JOB:
From the entries below, copy out every line with "cyclist" in it.

DATASET ROWS:
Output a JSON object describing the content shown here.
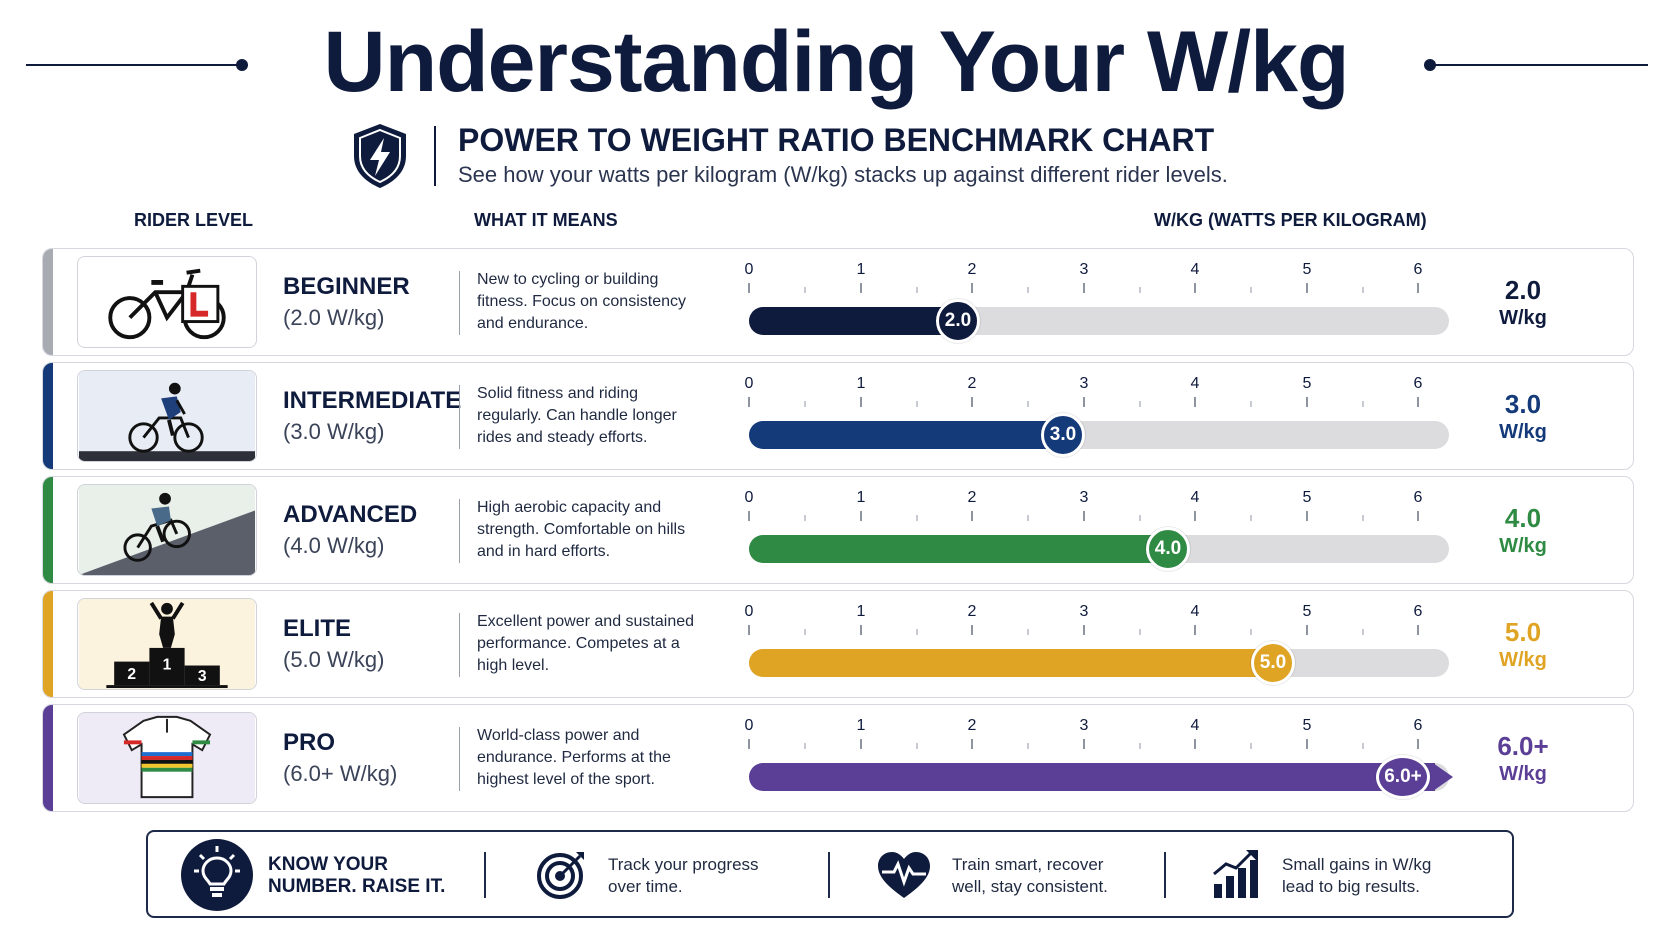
{
  "title": "Understanding Your W/kg",
  "subtitle": {
    "heading": "POWER TO WEIGHT RATIO BENCHMARK CHART",
    "description": "See how your watts per kilogram (W/kg) stacks up against different rider levels."
  },
  "columns": {
    "rider_level": "RIDER LEVEL",
    "what_it_means": "WHAT IT MEANS",
    "wkg": "W/KG (WATTS PER KILOGRAM)"
  },
  "scale_labels": [
    "0",
    "1",
    "2",
    "3",
    "4",
    "5",
    "6"
  ],
  "levels": [
    {
      "name": "BEGINNER",
      "range": "(2.0 W/kg)",
      "meaning": "New to cycling or building fitness. Focus on consistency and endurance.",
      "value": 2.0,
      "marker": "2.0",
      "value_big": "2.0",
      "unit": "W/kg",
      "color": "#0f1b3d",
      "accent": "#a8abb2",
      "icon": "learner-bike-icon"
    },
    {
      "name": "INTERMEDIATE",
      "range": "(3.0 W/kg)",
      "meaning": "Solid fitness and riding regularly. Can handle longer rides and steady efforts.",
      "value": 3.0,
      "marker": "3.0",
      "value_big": "3.0",
      "unit": "W/kg",
      "color": "#153a7a",
      "accent": "#153a7a",
      "icon": "road-cyclist-icon"
    },
    {
      "name": "ADVANCED",
      "range": "(4.0 W/kg)",
      "meaning": "High aerobic capacity and strength. Comfortable on hills and in hard efforts.",
      "value": 4.0,
      "marker": "4.0",
      "value_big": "4.0",
      "unit": "W/kg",
      "color": "#2f8a43",
      "accent": "#2f8a43",
      "icon": "climbing-cyclist-icon"
    },
    {
      "name": "ELITE",
      "range": "(5.0 W/kg)",
      "meaning": "Excellent power and sustained performance. Competes at a high level.",
      "value": 5.0,
      "marker": "5.0",
      "value_big": "5.0",
      "unit": "W/kg",
      "color": "#e0a425",
      "accent": "#e0a425",
      "icon": "podium-icon",
      "podium_labels": [
        "1",
        "2",
        "3"
      ]
    },
    {
      "name": "PRO",
      "range": "(6.0+ W/kg)",
      "meaning": "World-class power and endurance. Performs at the highest level of the sport.",
      "value": 6.0,
      "marker": "6.0+",
      "value_big": "6.0+",
      "unit": "W/kg",
      "color": "#5b3f96",
      "accent": "#5b3f96",
      "icon": "rainbow-jersey-icon",
      "arrow": true
    }
  ],
  "footer": [
    {
      "icon": "lightbulb-icon",
      "text_lines": [
        "KNOW YOUR",
        "NUMBER. RAISE IT."
      ],
      "bold": true
    },
    {
      "icon": "target-icon",
      "text_lines": [
        "Track your progress",
        "over time."
      ]
    },
    {
      "icon": "heart-pulse-icon",
      "text_lines": [
        "Train smart, recover",
        "well, stay consistent."
      ]
    },
    {
      "icon": "growth-chart-icon",
      "text_lines": [
        "Small gains in W/kg",
        "lead to big results."
      ]
    }
  ]
}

TASK OUTPUT:
      "icon": "road-cyclist-icon"
      "icon": "climbing-cyclist-icon"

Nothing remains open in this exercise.